# Exercise brief:
Repeat the whole listing exactly.
::::
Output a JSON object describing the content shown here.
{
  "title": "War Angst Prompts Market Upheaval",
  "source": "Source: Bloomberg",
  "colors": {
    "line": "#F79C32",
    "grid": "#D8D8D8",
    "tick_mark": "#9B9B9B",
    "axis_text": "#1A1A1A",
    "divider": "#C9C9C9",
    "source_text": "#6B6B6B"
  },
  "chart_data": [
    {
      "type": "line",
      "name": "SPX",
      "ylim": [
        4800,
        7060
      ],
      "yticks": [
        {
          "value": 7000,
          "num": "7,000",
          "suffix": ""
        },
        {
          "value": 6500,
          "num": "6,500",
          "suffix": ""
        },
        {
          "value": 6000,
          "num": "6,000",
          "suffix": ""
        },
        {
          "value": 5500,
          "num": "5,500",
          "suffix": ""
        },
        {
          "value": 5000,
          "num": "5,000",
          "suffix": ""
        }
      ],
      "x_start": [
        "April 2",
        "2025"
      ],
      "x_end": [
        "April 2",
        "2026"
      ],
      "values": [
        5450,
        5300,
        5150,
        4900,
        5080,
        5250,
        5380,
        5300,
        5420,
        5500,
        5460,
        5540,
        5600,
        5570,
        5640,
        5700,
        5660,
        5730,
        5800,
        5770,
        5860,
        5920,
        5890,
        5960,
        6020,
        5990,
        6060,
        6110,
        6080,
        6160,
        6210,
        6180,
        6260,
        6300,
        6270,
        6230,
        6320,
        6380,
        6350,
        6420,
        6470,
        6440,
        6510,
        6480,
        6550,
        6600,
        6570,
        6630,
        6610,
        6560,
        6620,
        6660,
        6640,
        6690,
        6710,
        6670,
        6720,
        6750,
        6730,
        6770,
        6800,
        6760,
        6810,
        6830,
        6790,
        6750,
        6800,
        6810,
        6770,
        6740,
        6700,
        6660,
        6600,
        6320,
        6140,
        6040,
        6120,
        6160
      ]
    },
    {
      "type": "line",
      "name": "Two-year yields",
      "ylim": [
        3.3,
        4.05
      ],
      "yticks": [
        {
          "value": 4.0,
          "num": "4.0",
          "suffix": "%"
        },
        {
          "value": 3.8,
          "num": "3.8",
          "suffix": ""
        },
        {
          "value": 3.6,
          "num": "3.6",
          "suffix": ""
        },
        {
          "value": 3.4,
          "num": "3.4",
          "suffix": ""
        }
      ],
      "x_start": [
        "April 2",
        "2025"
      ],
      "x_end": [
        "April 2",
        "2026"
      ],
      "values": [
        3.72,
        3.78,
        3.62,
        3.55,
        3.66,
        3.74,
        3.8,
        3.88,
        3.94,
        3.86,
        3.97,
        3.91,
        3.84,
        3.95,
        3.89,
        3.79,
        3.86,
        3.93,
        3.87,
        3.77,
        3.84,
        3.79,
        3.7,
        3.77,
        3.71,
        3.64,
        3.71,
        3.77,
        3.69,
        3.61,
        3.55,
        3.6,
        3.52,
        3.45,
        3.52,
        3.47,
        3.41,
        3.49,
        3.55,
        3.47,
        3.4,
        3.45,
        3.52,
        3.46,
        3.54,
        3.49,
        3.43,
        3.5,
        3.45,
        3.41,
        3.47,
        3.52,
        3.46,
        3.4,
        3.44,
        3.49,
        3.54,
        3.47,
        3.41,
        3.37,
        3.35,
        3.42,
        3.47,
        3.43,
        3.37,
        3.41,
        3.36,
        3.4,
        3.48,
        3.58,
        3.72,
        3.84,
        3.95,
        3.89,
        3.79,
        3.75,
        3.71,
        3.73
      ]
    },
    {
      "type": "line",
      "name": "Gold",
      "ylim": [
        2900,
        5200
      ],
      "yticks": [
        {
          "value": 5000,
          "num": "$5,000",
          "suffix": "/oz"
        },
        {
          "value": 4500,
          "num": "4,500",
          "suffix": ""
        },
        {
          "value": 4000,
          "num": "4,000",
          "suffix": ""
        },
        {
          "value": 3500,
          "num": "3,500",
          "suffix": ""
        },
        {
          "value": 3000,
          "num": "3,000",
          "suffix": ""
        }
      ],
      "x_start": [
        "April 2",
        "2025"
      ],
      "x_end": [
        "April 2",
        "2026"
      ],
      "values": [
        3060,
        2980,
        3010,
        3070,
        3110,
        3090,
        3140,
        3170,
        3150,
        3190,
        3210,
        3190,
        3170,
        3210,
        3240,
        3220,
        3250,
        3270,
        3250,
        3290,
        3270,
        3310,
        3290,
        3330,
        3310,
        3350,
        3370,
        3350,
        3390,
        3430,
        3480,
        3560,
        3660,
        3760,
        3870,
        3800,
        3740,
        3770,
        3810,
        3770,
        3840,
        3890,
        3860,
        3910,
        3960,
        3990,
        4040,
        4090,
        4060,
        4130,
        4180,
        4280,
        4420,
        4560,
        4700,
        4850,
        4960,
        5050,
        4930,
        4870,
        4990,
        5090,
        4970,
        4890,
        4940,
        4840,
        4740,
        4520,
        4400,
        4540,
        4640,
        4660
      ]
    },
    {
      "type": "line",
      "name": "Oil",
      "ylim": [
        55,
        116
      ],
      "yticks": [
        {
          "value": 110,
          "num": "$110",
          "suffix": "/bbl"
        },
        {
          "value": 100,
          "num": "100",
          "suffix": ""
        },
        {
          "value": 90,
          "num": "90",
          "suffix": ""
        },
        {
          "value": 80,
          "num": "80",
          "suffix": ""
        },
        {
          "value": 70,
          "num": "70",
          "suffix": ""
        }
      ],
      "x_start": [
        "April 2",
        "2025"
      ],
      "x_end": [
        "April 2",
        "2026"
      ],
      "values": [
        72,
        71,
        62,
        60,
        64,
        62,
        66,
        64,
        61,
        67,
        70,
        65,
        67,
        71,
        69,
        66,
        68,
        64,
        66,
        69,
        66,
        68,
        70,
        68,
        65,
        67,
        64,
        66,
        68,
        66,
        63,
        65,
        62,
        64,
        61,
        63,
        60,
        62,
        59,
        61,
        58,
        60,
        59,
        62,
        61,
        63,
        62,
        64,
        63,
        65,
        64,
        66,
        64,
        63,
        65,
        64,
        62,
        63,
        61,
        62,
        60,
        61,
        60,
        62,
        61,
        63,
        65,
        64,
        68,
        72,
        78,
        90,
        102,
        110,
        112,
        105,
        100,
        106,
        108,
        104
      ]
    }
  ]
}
::::
# Exercise output:
Output a JSON object describing the content shown here.
{
  "title": "War Angst Prompts Market Upheaval",
  "source": "Source: Bloomberg",
  "colors": {
    "line": "#F79C32",
    "grid": "#D8D8D8",
    "tick_mark": "#9B9B9B",
    "axis_text": "#1A1A1A",
    "divider": "#C9C9C9",
    "source_text": "#6B6B6B"
  },
  "chart_data": [
    {
      "type": "line",
      "name": "SPX",
      "ylim": [
        4800,
        7060
      ],
      "yticks": [
        {
          "value": 7000,
          "num": "7,000",
          "suffix": ""
        },
        {
          "value": 6500,
          "num": "6,500",
          "suffix": ""
        },
        {
          "value": 6000,
          "num": "6,000",
          "suffix": ""
        },
        {
          "value": 5500,
          "num": "5,500",
          "suffix": ""
        },
        {
          "value": 5000,
          "num": "5,000",
          "suffix": ""
        }
      ],
      "x_start": [
        "April 2",
        "2025"
      ],
      "x_end": [
        "April 2",
        "2026"
      ],
      "values": [
        5450,
        5300,
        5150,
        4900,
        5080,
        5250,
        5380,
        5300,
        5420,
        5500,
        5460,
        5540,
        5600,
        5570,
        5640,
        5700,
        5660,
        5730,
        5800,
        5770,
        5860,
        5920,
        5890,
        5960,
        6020,
        5990,
        6060,
        6110,
        6080,
        6160,
        6210,
        6180,
        6260,
        6300,
        6270,
        6230,
        6320,
        6380,
        6350,
        6420,
        6470,
        6440,
        6510,
        6480,
        6550,
        6600,
        6570,
        6630,
        6610,
        6560,
        6620,
        6660,
        6640,
        6690,
        6710,
        6670,
        6720,
        6750,
        6730,
        6770,
        6800,
        6760,
        6810,
        6830,
        6790,
        6750,
        6800,
        6810,
        6770,
        6740,
        6700,
        6660,
        6600,
        6320,
        6140,
        6040,
        6120,
        6160
      ]
    },
    {
      "type": "line",
      "name": "Two-year yields",
      "ylim": [
        3.3,
        4.05
      ],
      "yticks": [
        {
          "value": 4.0,
          "num": "4.0",
          "suffix": "%"
        },
        {
          "value": 3.8,
          "num": "3.8",
          "suffix": ""
        },
        {
          "value": 3.6,
          "num": "3.6",
          "suffix": ""
        },
        {
          "value": 3.4,
          "num": "3.4",
          "suffix": ""
        }
      ],
      "x_start": [
        "April 2",
        "2025"
      ],
      "x_end": [
        "April 2",
        "2026"
      ],
      "values": [
        3.72,
        3.78,
        3.62,
        3.55,
        3.66,
        3.74,
        3.8,
        3.88,
        3.94,
        3.86,
        3.97,
        3.91,
        3.84,
        3.95,
        3.89,
        3.79,
        3.86,
        3.93,
        3.87,
        3.77,
        3.84,
        3.79,
        3.7,
        3.77,
        3.71,
        3.64,
        3.71,
        3.77,
        3.69,
        3.61,
        3.55,
        3.6,
        3.52,
        3.45,
        3.52,
        3.47,
        3.41,
        3.49,
        3.55,
        3.47,
        3.4,
        3.45,
        3.52,
        3.46,
        3.54,
        3.49,
        3.43,
        3.5,
        3.45,
        3.41,
        3.47,
        3.52,
        3.46,
        3.4,
        3.44,
        3.49,
        3.54,
        3.47,
        3.41,
        3.37,
        3.35,
        3.42,
        3.47,
        3.43,
        3.37,
        3.41,
        3.36,
        3.4,
        3.48,
        3.58,
        3.72,
        3.84,
        3.95,
        3.89,
        3.79,
        3.75,
        3.71,
        3.73
      ]
    },
    {
      "type": "line",
      "name": "Gold",
      "ylim": [
        2900,
        5200
      ],
      "yticks": [
        {
          "value": 5000,
          "num": "$5,000",
          "suffix": "/oz"
        },
        {
          "value": 4500,
          "num": "4,500",
          "suffix": ""
        },
        {
          "value": 4000,
          "num": "4,000",
          "suffix": ""
        },
        {
          "value": 3500,
          "num": "3,500",
          "suffix": ""
        },
        {
          "value": 3000,
          "num": "3,000",
          "suffix": ""
        }
      ],
      "x_start": [
        "April 2",
        "2025"
      ],
      "x_end": [
        "April 2",
        "2026"
      ],
      "values": [
        3060,
        2980,
        3010,
        3070,
        3110,
        3090,
        3140,
        3170,
        3150,
        3190,
        3210,
        3190,
        3170,
        3210,
        3240,
        3220,
        3250,
        3270,
        3250,
        3290,
        3270,
        3310,
        3290,
        3330,
        3310,
        3350,
        3370,
        3350,
        3390,
        3430,
        3480,
        3560,
        3660,
        3760,
        3870,
        3800,
        3740,
        3770,
        3810,
        3770,
        3840,
        3890,
        3860,
        3910,
        3960,
        3990,
        4040,
        4090,
        4060,
        4130,
        4180,
        4280,
        4420,
        4560,
        4700,
        4850,
        4960,
        5050,
        4930,
        4870,
        4990,
        5090,
        4970,
        4890,
        4940,
        4840,
        4740,
        4520,
        4400,
        4540,
        4640,
        4660
      ]
    },
    {
      "type": "line",
      "name": "Oil",
      "ylim": [
        55,
        116
      ],
      "yticks": [
        {
          "value": 110,
          "num": "$110",
          "suffix": "/bbl"
        },
        {
          "value": 100,
          "num": "100",
          "suffix": ""
        },
        {
          "value": 90,
          "num": "90",
          "suffix": ""
        },
        {
          "value": 80,
          "num": "80",
          "suffix": ""
        },
        {
          "value": 70,
          "num": "70",
          "suffix": ""
        }
      ],
      "x_start": [
        "April 2",
        "2025"
      ],
      "x_end": [
        "April 2",
        "2026"
      ],
      "values": [
        72,
        71,
        62,
        60,
        64,
        62,
        66,
        64,
        61,
        67,
        70,
        65,
        67,
        71,
        69,
        66,
        68,
        64,
        66,
        69,
        66,
        68,
        70,
        68,
        65,
        67,
        64,
        66,
        68,
        66,
        63,
        65,
        62,
        64,
        61,
        63,
        60,
        62,
        59,
        61,
        58,
        60,
        59,
        62,
        61,
        63,
        62,
        64,
        63,
        65,
        64,
        66,
        64,
        63,
        65,
        64,
        62,
        63,
        61,
        62,
        60,
        61,
        60,
        62,
        61,
        63,
        65,
        64,
        68,
        72,
        78,
        90,
        102,
        110,
        112,
        105,
        100,
        106,
        108,
        104
      ]
    }
  ]
}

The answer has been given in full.